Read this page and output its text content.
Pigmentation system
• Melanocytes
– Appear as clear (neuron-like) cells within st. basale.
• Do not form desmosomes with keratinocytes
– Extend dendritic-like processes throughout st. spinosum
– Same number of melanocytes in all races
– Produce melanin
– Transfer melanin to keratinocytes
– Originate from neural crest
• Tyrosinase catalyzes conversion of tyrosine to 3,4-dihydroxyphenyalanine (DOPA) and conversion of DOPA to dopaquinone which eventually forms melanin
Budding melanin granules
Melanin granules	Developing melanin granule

Activity |
Your reply should contain each entry, copied without alteration.

Finished exercise |
Read this page and output its text content.
Pigmentation system
• Melanocytes
– Appear as clear (neuron-like) cells within st. basale.
• Do not form desmosomes with keratinocytes
– Extend dendritic-like processes throughout st. spinosum
– Same number of melanocytes in all races
– Produce melanin
– Transfer melanin to keratinocytes
– Originate from neural crest
• Tyrosinase catalyzes conversion of tyrosine to 3,4-dihydroxyphenyalanine (DOPA) and conversion of DOPA to dopaquinone which eventually forms melanin
Budding melanin granules
Melanin granules	Developing melanin granule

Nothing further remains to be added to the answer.